### Task requirements
Pictures don't belong in the copy; print all the records exactly.

### Entries provided

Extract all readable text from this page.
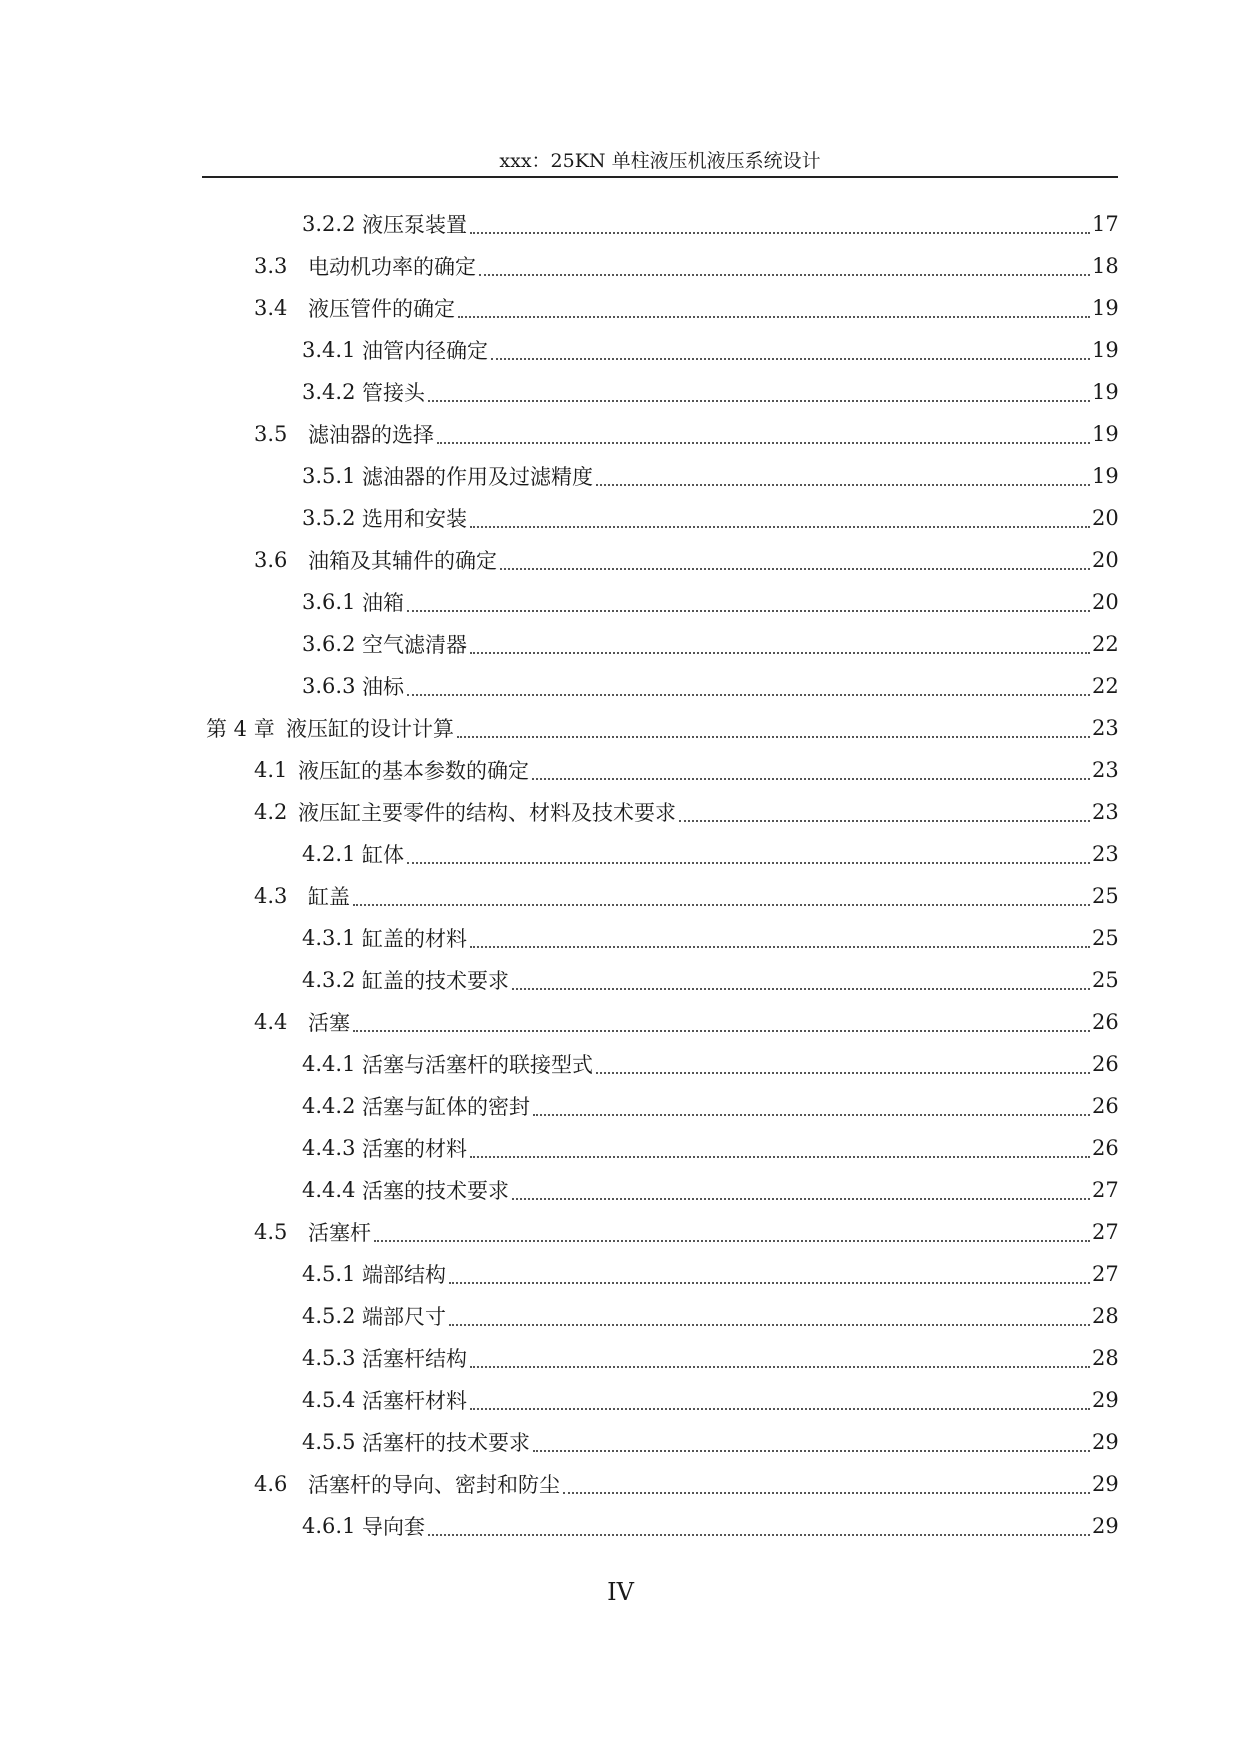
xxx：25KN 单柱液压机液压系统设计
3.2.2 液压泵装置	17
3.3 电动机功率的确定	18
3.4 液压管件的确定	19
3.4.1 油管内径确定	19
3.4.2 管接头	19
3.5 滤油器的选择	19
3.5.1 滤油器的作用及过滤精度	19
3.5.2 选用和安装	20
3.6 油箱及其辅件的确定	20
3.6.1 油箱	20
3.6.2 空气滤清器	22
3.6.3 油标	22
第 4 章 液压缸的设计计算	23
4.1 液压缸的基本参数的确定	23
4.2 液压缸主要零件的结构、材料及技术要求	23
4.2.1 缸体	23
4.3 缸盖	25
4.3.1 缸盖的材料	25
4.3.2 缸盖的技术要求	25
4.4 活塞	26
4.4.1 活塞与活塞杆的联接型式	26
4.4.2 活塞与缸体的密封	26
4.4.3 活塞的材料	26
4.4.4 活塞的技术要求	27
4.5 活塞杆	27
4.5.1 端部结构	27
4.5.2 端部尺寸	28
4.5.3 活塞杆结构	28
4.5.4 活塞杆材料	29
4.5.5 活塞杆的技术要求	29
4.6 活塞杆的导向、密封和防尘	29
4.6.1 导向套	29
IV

### Solved exercise
Extract all readable text from this page.
xxx：25KN 单柱液压机液压系统设计
3.2.2 液压泵装置	17
3.3 电动机功率的确定	18
3.4 液压管件的确定	19
3.4.1 油管内径确定	19
3.4.2 管接头	19
3.5 滤油器的选择	19
3.5.1 滤油器的作用及过滤精度	19
3.5.2 选用和安装	20
3.6 油箱及其辅件的确定	20
3.6.1 油箱	20
3.6.2 空气滤清器	22
3.6.3 油标	22
第 4 章 液压缸的设计计算	23
4.1 液压缸的基本参数的确定	23
4.2 液压缸主要零件的结构、材料及技术要求	23
4.2.1 缸体	23
4.3 缸盖	25
4.3.1 缸盖的材料	25
4.3.2 缸盖的技术要求	25
4.4 活塞	26
4.4.1 活塞与活塞杆的联接型式	26
4.4.2 活塞与缸体的密封	26
4.4.3 活塞的材料	26
4.4.4 活塞的技术要求	27
4.5 活塞杆	27
4.5.1 端部结构	27
4.5.2 端部尺寸	28
4.5.3 活塞杆结构	28
4.5.4 活塞杆材料	29
4.5.5 活塞杆的技术要求	29
4.6 活塞杆的导向、密封和防尘	29
4.6.1 导向套	29
IV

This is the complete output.